Given request -> Could you update every item below so that "x-tick-label" becomes "x-axis-tick" throughout, with nothing else changed and the pictures left out?

Recorded data ->
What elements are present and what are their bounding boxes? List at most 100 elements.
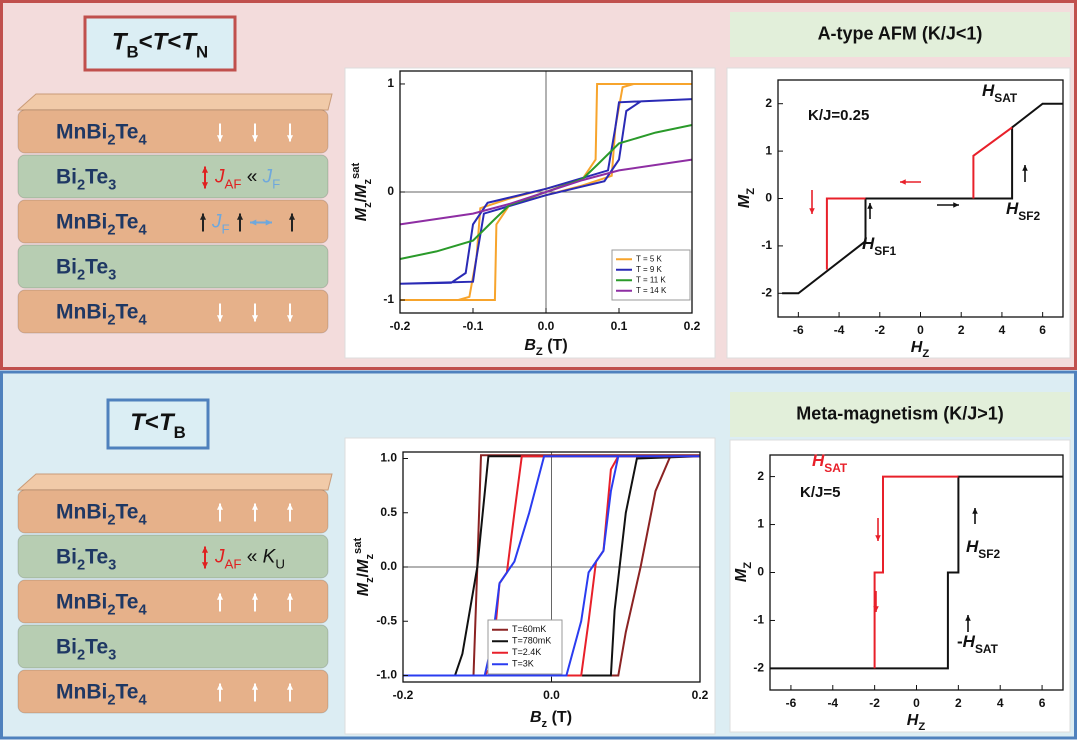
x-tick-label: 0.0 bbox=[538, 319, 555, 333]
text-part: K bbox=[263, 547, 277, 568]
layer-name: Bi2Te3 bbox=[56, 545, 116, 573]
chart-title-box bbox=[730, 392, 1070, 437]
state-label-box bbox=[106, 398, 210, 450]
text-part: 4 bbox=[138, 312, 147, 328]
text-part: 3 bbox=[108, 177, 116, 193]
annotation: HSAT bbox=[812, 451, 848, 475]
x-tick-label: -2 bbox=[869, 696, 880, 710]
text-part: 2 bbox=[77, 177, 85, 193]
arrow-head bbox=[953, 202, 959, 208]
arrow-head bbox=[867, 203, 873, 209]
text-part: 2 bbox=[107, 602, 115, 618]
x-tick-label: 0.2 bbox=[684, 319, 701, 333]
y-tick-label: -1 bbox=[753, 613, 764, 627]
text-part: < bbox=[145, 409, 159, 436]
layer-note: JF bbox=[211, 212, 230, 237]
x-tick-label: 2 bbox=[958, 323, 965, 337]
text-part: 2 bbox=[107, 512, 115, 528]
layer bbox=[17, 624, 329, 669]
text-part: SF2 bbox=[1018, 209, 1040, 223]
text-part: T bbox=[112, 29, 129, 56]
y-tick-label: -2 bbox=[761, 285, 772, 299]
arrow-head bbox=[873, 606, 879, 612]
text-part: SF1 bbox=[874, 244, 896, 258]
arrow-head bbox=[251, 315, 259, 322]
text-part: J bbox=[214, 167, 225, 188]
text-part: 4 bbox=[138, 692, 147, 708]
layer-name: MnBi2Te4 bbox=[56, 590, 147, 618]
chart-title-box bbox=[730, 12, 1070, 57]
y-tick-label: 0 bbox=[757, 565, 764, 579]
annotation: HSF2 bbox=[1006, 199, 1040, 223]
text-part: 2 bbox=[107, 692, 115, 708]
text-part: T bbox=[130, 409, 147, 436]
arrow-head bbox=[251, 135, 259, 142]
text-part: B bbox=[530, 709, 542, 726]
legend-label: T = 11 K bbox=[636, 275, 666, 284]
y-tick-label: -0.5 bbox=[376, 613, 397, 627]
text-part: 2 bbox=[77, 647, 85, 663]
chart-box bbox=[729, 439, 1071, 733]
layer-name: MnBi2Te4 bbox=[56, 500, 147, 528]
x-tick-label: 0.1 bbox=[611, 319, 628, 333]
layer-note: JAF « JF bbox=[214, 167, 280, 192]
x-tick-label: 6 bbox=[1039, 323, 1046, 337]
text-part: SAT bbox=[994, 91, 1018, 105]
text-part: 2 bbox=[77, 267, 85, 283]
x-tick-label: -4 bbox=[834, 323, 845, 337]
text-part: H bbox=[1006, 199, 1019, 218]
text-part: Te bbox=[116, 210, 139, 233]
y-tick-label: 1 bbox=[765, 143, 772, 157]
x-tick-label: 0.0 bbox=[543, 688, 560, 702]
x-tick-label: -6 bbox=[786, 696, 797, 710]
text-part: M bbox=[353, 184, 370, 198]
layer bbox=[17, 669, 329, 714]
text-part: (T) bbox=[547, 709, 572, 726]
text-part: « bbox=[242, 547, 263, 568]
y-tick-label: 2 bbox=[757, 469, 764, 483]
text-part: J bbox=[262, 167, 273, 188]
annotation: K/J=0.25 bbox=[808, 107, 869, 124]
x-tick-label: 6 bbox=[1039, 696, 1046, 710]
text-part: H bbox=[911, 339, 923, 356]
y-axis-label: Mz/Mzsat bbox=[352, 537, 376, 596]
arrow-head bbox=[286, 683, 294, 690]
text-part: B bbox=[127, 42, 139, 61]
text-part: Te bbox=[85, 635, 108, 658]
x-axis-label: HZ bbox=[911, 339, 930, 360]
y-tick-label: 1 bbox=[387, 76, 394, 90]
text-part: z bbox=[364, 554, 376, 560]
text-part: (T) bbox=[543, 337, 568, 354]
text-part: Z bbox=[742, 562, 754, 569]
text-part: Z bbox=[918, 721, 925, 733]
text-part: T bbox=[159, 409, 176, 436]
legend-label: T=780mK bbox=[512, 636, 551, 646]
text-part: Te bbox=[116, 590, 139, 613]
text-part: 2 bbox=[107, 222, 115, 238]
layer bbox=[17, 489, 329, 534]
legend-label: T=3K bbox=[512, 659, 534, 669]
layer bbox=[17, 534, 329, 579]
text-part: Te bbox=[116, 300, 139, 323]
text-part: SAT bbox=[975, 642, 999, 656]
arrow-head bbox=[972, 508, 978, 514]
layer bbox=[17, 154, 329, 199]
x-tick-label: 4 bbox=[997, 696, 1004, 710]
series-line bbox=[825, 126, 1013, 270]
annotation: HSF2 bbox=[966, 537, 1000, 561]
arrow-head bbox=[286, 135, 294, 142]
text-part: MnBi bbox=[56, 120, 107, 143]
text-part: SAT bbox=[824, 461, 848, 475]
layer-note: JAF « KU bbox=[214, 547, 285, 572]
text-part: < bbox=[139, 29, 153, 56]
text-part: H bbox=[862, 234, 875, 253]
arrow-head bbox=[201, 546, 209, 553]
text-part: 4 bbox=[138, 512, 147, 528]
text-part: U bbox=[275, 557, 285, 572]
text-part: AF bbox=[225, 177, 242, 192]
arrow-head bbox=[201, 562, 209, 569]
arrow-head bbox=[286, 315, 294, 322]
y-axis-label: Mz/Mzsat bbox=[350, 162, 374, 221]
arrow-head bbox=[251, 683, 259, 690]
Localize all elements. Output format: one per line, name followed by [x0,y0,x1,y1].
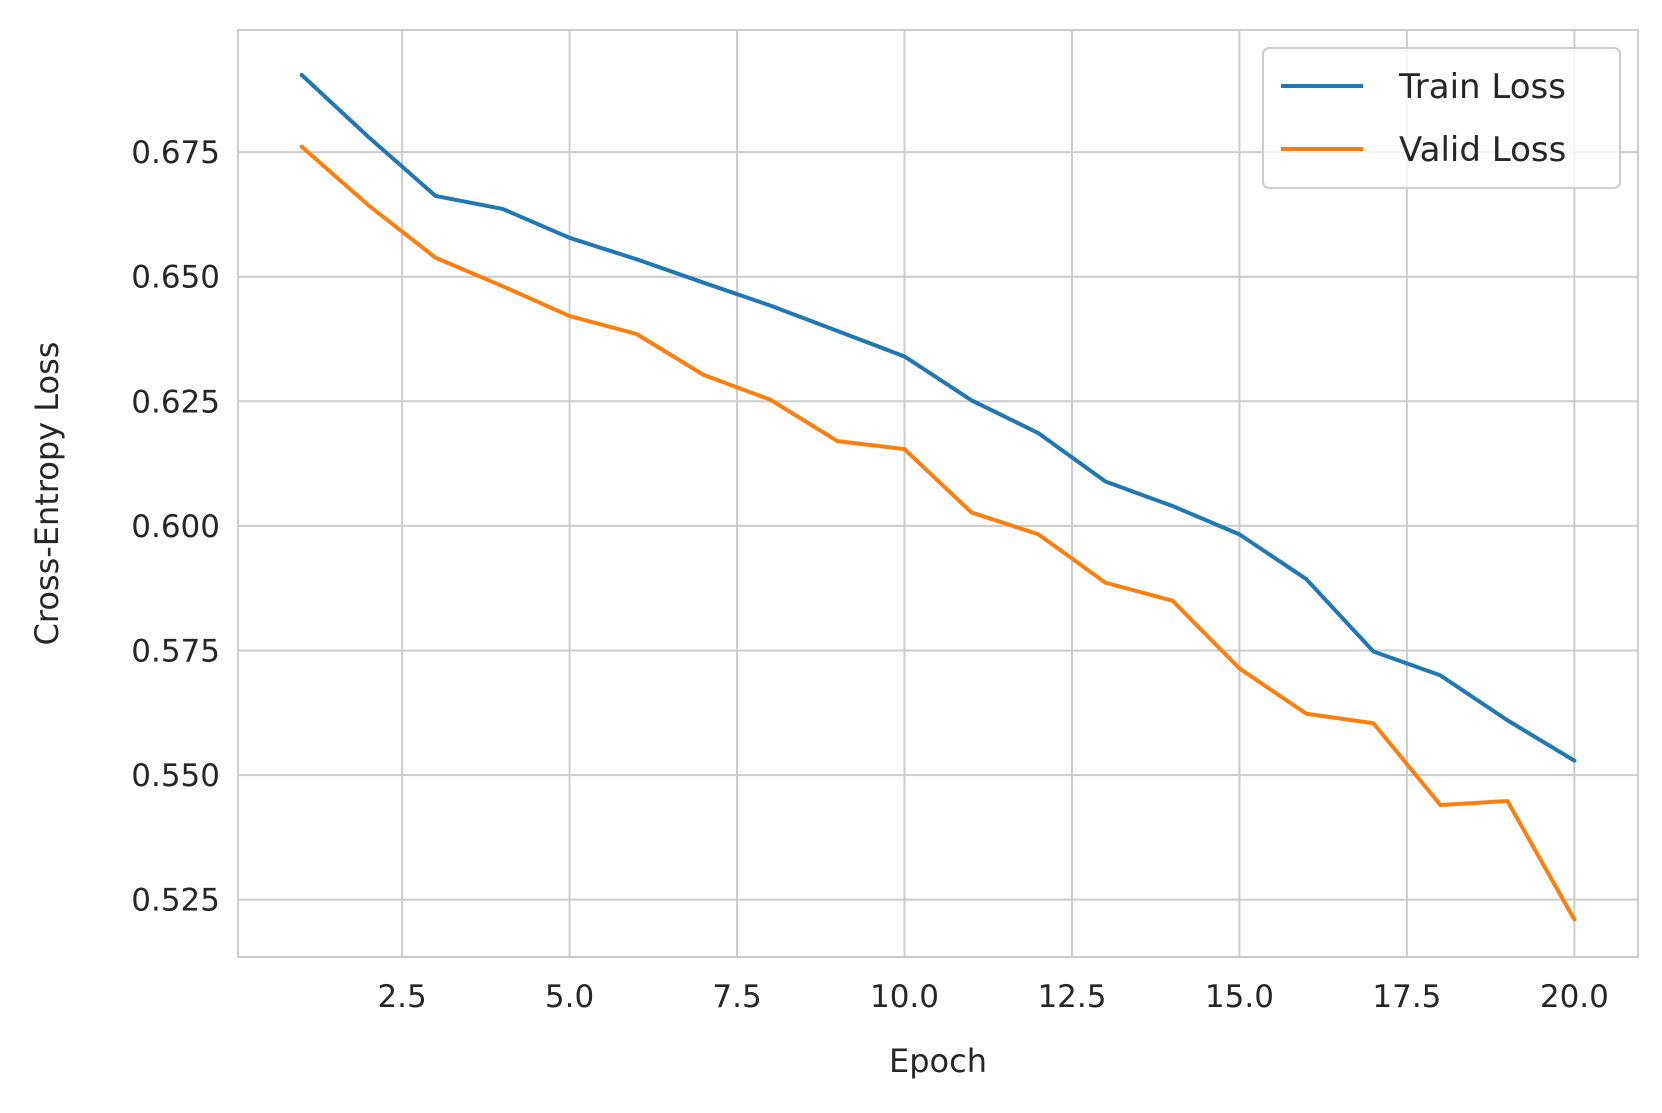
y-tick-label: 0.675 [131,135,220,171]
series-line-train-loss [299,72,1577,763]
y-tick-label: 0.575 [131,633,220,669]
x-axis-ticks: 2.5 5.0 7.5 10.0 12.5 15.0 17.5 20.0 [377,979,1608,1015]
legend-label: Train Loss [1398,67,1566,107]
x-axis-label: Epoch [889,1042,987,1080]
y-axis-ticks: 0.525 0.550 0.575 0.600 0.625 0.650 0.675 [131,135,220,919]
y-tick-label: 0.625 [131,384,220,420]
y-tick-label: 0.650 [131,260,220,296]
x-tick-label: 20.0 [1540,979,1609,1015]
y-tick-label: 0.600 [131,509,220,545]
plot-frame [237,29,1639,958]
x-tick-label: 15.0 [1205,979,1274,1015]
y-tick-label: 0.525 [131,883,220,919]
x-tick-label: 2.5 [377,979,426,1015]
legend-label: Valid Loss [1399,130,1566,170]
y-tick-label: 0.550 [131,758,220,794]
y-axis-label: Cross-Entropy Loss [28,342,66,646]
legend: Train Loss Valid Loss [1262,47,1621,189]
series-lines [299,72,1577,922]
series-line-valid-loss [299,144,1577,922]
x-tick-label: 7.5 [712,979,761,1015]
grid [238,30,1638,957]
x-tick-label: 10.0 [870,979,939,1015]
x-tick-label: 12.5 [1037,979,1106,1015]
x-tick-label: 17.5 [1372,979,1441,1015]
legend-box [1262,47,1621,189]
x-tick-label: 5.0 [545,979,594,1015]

Task answer ->
What elements are present and what are their bounding boxes? List at most 100 elements.
x-axis-tick: 0.0 bbox=[538, 319, 555, 333]
text-part: K bbox=[263, 547, 277, 568]
layer-name: Bi2Te3 bbox=[56, 545, 116, 573]
chart-title-box bbox=[730, 392, 1070, 437]
state-label-box bbox=[106, 398, 210, 450]
text-part: 4 bbox=[138, 312, 147, 328]
text-part: 3 bbox=[108, 177, 116, 193]
annotation: HSAT bbox=[812, 451, 848, 475]
x-axis-tick: -2 bbox=[869, 696, 880, 710]
text-part: 2 bbox=[77, 177, 85, 193]
arrow-head bbox=[953, 202, 959, 208]
arrow-head bbox=[867, 203, 873, 209]
text-part: 2 bbox=[107, 602, 115, 618]
x-axis-tick: 0.2 bbox=[684, 319, 701, 333]
y-tick-label: -1 bbox=[753, 613, 764, 627]
text-part: < bbox=[145, 409, 159, 436]
layer-note: JF bbox=[211, 212, 230, 237]
x-axis-tick: 2 bbox=[958, 323, 965, 337]
text-part: 2 bbox=[107, 512, 115, 528]
layer bbox=[17, 624, 329, 669]
text-part: SF2 bbox=[1018, 209, 1040, 223]
text-part: T bbox=[112, 29, 129, 56]
y-tick-label: -2 bbox=[761, 285, 772, 299]
arrow-head bbox=[873, 606, 879, 612]
text-part: SF1 bbox=[874, 244, 896, 258]
arrow-head bbox=[251, 315, 259, 322]
text-part: J bbox=[214, 167, 225, 188]
text-part: 4 bbox=[138, 692, 147, 708]
layer-name: MnBi2Te4 bbox=[56, 590, 147, 618]
chart-title-box bbox=[730, 12, 1070, 57]
y-tick-label: 0 bbox=[757, 565, 764, 579]
annotation: HSF2 bbox=[1006, 199, 1040, 223]
text-part: 2 bbox=[107, 692, 115, 708]
text-part: T bbox=[130, 409, 147, 436]
arrow-head bbox=[251, 135, 259, 142]
text-part: B bbox=[530, 709, 542, 726]
legend-label: T = 11 K bbox=[636, 275, 666, 284]
y-tick-label: -0.5 bbox=[376, 613, 397, 627]
text-part: 2 bbox=[77, 647, 85, 663]
chart-box bbox=[729, 439, 1071, 733]
layer-name: MnBi2Te4 bbox=[56, 500, 147, 528]
x-axis-tick: 0.1 bbox=[611, 319, 628, 333]
layer-note: JAF « JF bbox=[214, 167, 280, 192]
x-axis-tick: 6 bbox=[1039, 323, 1046, 337]
text-part: SAT bbox=[994, 91, 1018, 105]
text-part: 2 bbox=[77, 267, 85, 283]
x-axis-tick: -4 bbox=[834, 323, 845, 337]
text-part: H bbox=[1006, 199, 1019, 218]
text-part: Te bbox=[116, 210, 139, 233]
y-tick-label: 1 bbox=[765, 143, 772, 157]
x-axis-tick: 0.0 bbox=[543, 688, 560, 702]
x-axis-tick: -6 bbox=[786, 696, 797, 710]
text-part: M bbox=[353, 184, 370, 198]
layer bbox=[17, 669, 329, 714]
text-part: (T) bbox=[547, 709, 572, 726]
text-part: « bbox=[242, 547, 263, 568]
y-tick-label: 2 bbox=[757, 469, 764, 483]
text-part: J bbox=[262, 167, 273, 188]
annotation: K/J=0.25 bbox=[808, 107, 869, 124]
x-axis-tick: 6 bbox=[1039, 696, 1046, 710]
text-part: H bbox=[911, 339, 923, 356]
y-axis-label: Mz/Mzsat bbox=[352, 537, 376, 596]
arrow-head bbox=[286, 683, 294, 690]
text-part: B bbox=[127, 42, 139, 61]
text-part: Te bbox=[85, 635, 108, 658]
x-axis-label: HZ bbox=[911, 339, 930, 360]
y-tick-label: 1 bbox=[387, 76, 394, 90]
text-part: z bbox=[364, 554, 376, 560]
text-part: (T) bbox=[543, 337, 568, 354]
text-part: Z bbox=[742, 562, 754, 569]
text-part: Z bbox=[918, 721, 925, 733]
text-part: T bbox=[159, 409, 176, 436]
legend-label: T=780mK bbox=[512, 636, 551, 646]
text-part: Te bbox=[116, 590, 139, 613]
text-part: 2 bbox=[107, 222, 115, 238]
layer bbox=[17, 489, 329, 534]
legend-label: T=3K bbox=[512, 659, 534, 669]
layer bbox=[17, 534, 329, 579]
text-part: Te bbox=[116, 300, 139, 323]
text-part: SAT bbox=[975, 642, 999, 656]
arrow-head bbox=[972, 508, 978, 514]
layer bbox=[17, 154, 329, 199]
x-axis-tick: 4 bbox=[997, 696, 1004, 710]
series-line bbox=[825, 126, 1013, 270]
annotation: HSF2 bbox=[966, 537, 1000, 561]
arrow-head bbox=[286, 135, 294, 142]
text-part: MnBi bbox=[56, 120, 107, 143]
text-part: SAT bbox=[824, 461, 848, 475]
layer-note: JAF « KU bbox=[214, 547, 285, 572]
text-part: < bbox=[139, 29, 153, 56]
text-part: H bbox=[862, 234, 875, 253]
arrow-head bbox=[201, 546, 209, 553]
text-part: 4 bbox=[138, 512, 147, 528]
text-part: U bbox=[275, 557, 285, 572]
text-part: AF bbox=[225, 177, 242, 192]
arrow-head bbox=[201, 562, 209, 569]
arrow-head bbox=[286, 315, 294, 322]
y-axis-label: Mz/Mzsat bbox=[350, 162, 374, 221]
arrow-head bbox=[251, 683, 259, 690]
Localize all elements. Output format: one per line, name followed by [x0,y0,x1,y1].
y-tick-label: 0.675 [131,135,220,171]
series-line-train-loss [299,72,1577,763]
y-tick-label: 0.575 [131,633,220,669]
x-axis-ticks: 2.5 5.0 7.5 10.0 12.5 15.0 17.5 20.0 [377,979,1608,1015]
legend-label: Train Loss [1398,67,1566,107]
x-axis-label: Epoch [889,1042,987,1080]
y-axis-ticks: 0.525 0.550 0.575 0.600 0.625 0.650 0.675 [131,135,220,919]
y-tick-label: 0.625 [131,384,220,420]
y-tick-label: 0.650 [131,260,220,296]
x-axis-tick: 20.0 [1540,979,1609,1015]
y-tick-label: 0.600 [131,509,220,545]
plot-frame [237,29,1639,958]
x-axis-tick: 15.0 [1205,979,1274,1015]
y-tick-label: 0.525 [131,883,220,919]
x-axis-tick: 2.5 [377,979,426,1015]
legend-label: Valid Loss [1399,130,1566,170]
y-tick-label: 0.550 [131,758,220,794]
y-axis-label: Cross-Entropy Loss [28,342,66,646]
legend: Train Loss Valid Loss [1262,47,1621,189]
series-lines [299,72,1577,922]
series-line-valid-loss [299,144,1577,922]
x-axis-tick: 7.5 [712,979,761,1015]
grid [238,30,1638,957]
x-axis-tick: 10.0 [870,979,939,1015]
x-axis-tick: 12.5 [1037,979,1106,1015]
x-axis-tick: 17.5 [1372,979,1441,1015]
legend-box [1262,47,1621,189]
x-axis-tick: 5.0 [545,979,594,1015]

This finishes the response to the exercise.